> **WHAT IS NEEDED**
How many of the lines below hold the word "read"? Answer only with the number.

> **TASK INPUTS**
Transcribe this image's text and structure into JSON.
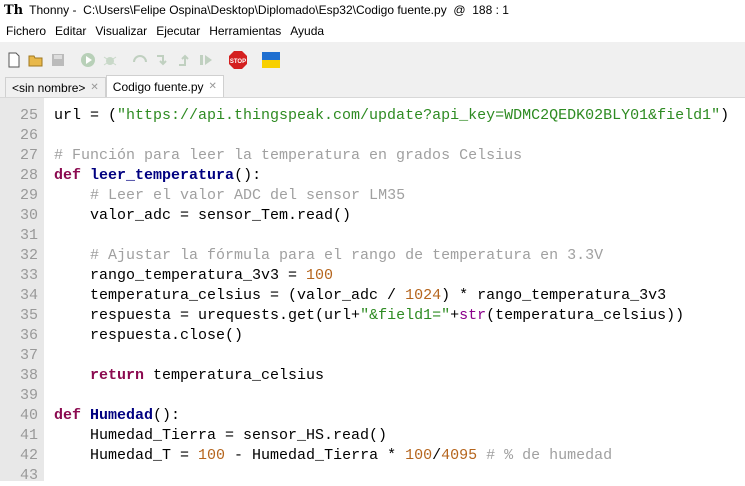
{
  "title": {
    "app": "Thonny",
    "path": "C:\\Users\\Felipe Ospina\\Desktop\\Diplomado\\Esp32\\Codigo fuente.py",
    "position": "188 : 1"
  },
  "menu": [
    "Fichero",
    "Editar",
    "Visualizar",
    "Ejecutar",
    "Herramientas",
    "Ayuda"
  ],
  "toolbar": {
    "stop_label": "STOP"
  },
  "tabs": [
    {
      "label": "<sin nombre>"
    },
    {
      "label": "Codigo fuente.py"
    }
  ],
  "colors": {
    "string": "#2e8b22",
    "comment": "#a0a0a0",
    "keyword": "#8b0a50",
    "function": "#000080",
    "number": "#b5651d"
  },
  "editor": {
    "line_numbers": [
      "25",
      "26",
      "27",
      "28",
      "29",
      "30",
      "31",
      "32",
      "33",
      "34",
      "35",
      "36",
      "37",
      "38",
      "39",
      "40",
      "41",
      "42",
      "43"
    ],
    "lines": [
      [
        [
          "",
          "url = ("
        ],
        [
          "str",
          "\"https://api.thingspeak.com/update?api_key=WDMC2QEDK02BLY01&field1\""
        ],
        [
          "",
          ")"
        ]
      ],
      [],
      [
        [
          "com",
          "# Función para leer la temperatura en grados Celsius"
        ]
      ],
      [
        [
          "kw",
          "def"
        ],
        [
          "",
          "",
          " "
        ],
        [
          "fn",
          "leer_temperatura"
        ],
        [
          "",
          "():"
        ]
      ],
      [
        [
          "",
          "    "
        ],
        [
          "com",
          "# Leer el valor ADC del sensor LM35"
        ]
      ],
      [
        [
          "",
          "    valor_adc = sensor_Tem.read()"
        ]
      ],
      [],
      [
        [
          "",
          "    "
        ],
        [
          "com",
          "# Ajustar la fórmula para el rango de temperatura en 3.3V"
        ]
      ],
      [
        [
          "",
          "    rango_temperatura_3v3 = "
        ],
        [
          "num",
          "100"
        ]
      ],
      [
        [
          "",
          "    temperatura_celsius = (valor_adc / "
        ],
        [
          "num",
          "1024"
        ],
        [
          "",
          ") * rango_temperatura_3v3"
        ]
      ],
      [
        [
          "",
          "    respuesta = urequests.get(url+"
        ],
        [
          "str",
          "\"&field1=\""
        ],
        [
          "",
          "+"
        ],
        [
          "bi",
          "str"
        ],
        [
          "",
          "(temperatura_celsius))"
        ]
      ],
      [
        [
          "",
          "    respuesta.close()"
        ]
      ],
      [],
      [
        [
          "",
          "    "
        ],
        [
          "kw",
          "return"
        ],
        [
          "",
          " temperatura_celsius"
        ]
      ],
      [],
      [
        [
          "kw",
          "def"
        ],
        [
          "",
          " "
        ],
        [
          "fn",
          "Humedad"
        ],
        [
          "",
          "():"
        ]
      ],
      [
        [
          "",
          "    Humedad_Tierra = sensor_HS.read()"
        ]
      ],
      [
        [
          "",
          "    Humedad_T = "
        ],
        [
          "num",
          "100"
        ],
        [
          "",
          " - Humedad_Tierra * "
        ],
        [
          "num",
          "100"
        ],
        [
          "",
          "/"
        ],
        [
          "num",
          "4095"
        ],
        [
          "",
          " "
        ],
        [
          "com",
          "# % de humedad"
        ]
      ],
      []
    ]
  }
}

> **SOLUTION TO THIS EXERCISE**
2